____ Recorded information

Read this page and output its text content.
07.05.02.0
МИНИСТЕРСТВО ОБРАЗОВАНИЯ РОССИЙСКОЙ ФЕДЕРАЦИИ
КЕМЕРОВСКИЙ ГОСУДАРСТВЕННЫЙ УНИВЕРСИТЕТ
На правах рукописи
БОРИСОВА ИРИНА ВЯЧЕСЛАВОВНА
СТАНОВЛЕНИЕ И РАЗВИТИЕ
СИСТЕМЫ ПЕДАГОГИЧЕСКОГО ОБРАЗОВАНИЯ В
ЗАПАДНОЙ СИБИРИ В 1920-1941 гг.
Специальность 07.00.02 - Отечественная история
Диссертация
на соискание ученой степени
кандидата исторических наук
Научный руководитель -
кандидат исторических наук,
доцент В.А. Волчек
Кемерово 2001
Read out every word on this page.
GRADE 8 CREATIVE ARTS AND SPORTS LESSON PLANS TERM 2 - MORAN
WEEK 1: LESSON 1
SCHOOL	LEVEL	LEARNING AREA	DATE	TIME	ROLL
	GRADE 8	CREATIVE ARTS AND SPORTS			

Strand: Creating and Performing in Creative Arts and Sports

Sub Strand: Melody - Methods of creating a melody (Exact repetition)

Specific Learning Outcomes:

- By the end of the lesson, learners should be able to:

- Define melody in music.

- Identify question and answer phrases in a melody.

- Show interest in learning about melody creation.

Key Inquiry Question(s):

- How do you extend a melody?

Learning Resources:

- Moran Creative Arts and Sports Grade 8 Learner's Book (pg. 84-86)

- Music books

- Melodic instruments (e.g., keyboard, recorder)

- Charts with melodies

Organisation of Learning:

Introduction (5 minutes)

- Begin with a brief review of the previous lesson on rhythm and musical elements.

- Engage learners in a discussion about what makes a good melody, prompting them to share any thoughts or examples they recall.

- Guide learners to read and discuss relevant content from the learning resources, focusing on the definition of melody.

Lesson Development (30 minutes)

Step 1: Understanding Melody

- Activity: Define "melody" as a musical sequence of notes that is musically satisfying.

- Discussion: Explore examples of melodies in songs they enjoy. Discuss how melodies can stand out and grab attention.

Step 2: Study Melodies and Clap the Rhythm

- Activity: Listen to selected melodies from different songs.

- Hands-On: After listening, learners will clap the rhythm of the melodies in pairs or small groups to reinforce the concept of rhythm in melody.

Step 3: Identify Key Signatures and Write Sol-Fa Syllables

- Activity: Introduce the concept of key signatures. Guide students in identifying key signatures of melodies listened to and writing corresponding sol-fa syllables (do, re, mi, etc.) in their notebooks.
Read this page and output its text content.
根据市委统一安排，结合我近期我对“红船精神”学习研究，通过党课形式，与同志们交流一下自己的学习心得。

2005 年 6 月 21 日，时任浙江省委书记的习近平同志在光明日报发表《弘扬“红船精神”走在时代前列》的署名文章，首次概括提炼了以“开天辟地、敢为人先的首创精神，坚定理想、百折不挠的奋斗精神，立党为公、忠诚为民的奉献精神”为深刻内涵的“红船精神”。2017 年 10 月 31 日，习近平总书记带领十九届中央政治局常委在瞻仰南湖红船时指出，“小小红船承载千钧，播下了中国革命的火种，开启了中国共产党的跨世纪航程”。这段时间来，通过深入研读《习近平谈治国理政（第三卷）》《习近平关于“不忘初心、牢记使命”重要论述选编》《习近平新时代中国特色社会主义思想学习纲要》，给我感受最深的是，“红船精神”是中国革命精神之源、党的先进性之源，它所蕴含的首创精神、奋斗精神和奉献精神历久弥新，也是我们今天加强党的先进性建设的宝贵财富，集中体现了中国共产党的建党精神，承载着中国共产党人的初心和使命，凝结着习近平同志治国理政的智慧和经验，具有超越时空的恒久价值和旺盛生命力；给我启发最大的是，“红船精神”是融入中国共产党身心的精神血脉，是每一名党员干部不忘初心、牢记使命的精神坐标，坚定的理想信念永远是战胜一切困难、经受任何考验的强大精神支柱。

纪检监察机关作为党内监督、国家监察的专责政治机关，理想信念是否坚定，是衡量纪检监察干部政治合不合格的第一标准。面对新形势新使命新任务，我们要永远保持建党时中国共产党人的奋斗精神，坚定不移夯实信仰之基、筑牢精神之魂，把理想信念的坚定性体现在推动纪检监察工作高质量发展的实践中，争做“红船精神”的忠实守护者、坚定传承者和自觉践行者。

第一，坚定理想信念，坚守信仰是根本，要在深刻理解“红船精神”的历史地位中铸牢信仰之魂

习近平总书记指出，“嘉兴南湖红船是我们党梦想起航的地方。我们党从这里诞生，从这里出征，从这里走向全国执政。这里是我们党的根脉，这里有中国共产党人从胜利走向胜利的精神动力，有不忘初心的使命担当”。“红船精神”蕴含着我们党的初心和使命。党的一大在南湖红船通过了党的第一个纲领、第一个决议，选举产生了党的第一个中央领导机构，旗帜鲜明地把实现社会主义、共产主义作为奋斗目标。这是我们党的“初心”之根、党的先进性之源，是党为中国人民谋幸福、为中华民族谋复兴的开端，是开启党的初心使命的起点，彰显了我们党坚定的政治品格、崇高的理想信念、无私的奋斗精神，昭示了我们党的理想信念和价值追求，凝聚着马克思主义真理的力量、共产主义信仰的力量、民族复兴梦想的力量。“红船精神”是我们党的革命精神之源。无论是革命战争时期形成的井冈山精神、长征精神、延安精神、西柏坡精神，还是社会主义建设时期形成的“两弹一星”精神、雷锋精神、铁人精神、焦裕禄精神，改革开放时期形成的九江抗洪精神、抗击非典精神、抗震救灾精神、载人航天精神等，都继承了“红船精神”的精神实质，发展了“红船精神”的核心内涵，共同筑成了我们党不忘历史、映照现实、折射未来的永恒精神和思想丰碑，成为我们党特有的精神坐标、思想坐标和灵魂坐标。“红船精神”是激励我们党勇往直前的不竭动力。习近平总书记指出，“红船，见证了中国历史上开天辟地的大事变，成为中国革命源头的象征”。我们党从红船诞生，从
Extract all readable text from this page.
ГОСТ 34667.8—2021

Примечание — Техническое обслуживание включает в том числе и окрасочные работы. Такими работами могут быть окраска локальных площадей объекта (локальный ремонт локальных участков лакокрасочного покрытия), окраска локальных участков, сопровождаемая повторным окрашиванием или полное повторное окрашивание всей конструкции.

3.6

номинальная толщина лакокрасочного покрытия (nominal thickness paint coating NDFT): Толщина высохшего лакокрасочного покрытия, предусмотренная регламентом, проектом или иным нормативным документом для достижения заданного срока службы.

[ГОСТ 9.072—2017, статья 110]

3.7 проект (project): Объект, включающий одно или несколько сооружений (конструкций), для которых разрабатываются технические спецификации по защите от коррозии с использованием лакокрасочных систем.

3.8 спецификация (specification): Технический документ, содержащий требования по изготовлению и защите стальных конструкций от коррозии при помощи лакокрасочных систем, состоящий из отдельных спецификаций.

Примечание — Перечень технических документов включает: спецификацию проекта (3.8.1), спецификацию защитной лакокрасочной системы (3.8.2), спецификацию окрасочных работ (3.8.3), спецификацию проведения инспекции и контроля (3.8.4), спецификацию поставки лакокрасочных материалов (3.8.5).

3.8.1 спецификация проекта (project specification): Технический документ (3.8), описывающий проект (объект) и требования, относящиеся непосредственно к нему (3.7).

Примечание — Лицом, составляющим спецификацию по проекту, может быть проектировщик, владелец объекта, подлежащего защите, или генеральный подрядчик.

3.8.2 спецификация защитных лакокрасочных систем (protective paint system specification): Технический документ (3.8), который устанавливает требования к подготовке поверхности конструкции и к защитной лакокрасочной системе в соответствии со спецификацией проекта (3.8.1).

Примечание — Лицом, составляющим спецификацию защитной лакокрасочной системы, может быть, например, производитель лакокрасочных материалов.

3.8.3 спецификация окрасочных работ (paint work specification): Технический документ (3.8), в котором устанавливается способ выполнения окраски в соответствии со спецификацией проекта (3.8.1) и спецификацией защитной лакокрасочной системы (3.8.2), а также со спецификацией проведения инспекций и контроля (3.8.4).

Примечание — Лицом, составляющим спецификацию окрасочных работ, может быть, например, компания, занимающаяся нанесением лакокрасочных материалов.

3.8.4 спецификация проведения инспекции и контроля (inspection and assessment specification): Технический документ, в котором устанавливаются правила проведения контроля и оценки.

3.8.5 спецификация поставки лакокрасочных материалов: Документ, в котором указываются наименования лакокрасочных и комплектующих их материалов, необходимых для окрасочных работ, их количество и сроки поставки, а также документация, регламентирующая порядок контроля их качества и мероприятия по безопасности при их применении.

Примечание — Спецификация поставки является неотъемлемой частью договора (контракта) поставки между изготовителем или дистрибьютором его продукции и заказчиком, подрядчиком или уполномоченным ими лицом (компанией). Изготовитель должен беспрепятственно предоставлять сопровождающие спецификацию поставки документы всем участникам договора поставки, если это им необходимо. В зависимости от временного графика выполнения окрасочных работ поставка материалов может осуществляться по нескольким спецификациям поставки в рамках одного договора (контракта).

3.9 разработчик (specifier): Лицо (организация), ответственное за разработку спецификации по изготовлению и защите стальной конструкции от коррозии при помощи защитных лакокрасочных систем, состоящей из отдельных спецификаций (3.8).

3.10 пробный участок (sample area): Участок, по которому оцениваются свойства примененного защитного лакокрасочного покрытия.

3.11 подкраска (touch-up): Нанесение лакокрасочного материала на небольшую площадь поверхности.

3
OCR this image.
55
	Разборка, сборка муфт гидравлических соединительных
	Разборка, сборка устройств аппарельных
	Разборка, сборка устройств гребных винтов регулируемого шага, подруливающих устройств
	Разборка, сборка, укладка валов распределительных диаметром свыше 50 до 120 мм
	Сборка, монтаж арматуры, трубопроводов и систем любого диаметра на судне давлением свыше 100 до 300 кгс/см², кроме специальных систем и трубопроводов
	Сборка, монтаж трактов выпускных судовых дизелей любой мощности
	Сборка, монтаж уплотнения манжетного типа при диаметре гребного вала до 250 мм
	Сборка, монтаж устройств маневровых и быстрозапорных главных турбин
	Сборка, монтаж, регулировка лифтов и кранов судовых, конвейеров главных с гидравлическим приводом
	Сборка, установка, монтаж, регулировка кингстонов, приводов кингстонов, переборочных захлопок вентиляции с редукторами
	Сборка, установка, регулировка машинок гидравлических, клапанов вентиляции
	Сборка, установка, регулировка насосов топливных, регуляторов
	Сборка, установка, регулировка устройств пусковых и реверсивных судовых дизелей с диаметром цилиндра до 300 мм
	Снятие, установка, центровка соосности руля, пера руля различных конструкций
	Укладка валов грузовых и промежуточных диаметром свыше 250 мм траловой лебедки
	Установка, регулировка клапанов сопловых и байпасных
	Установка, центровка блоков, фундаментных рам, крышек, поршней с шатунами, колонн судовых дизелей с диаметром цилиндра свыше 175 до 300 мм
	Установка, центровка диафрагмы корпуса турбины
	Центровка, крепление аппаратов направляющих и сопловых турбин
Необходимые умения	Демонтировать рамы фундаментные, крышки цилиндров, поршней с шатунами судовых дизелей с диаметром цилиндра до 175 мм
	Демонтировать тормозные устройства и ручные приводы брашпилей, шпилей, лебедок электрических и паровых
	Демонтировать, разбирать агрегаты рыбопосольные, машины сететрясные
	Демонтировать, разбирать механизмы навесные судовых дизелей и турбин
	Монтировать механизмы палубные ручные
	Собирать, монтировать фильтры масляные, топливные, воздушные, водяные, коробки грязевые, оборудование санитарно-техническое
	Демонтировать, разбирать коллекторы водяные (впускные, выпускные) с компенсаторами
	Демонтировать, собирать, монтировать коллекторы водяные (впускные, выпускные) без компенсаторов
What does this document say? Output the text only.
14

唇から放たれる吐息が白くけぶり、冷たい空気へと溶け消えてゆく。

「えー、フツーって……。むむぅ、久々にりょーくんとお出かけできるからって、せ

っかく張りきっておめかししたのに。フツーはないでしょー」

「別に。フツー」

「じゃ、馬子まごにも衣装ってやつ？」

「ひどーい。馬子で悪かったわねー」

________

■ Task details
Repeat exactly, and only, the lines from the one containing "What does this" through the end of the material.

■ Solution to the exercise
What does this document say? Output the text only.
14

唇から放たれる吐息が白くけぶり、冷たい空気へと溶け消えてゆく。

「えー、フツーって……。むむぅ、久々にりょーくんとお出かけできるからって、せ

っかく張りきっておめかししたのに。フツーはないでしょー」

「別に。フツー」

「じゃ、馬子まごにも衣装ってやつ？」

「ひどーい。馬子で悪かったわねー」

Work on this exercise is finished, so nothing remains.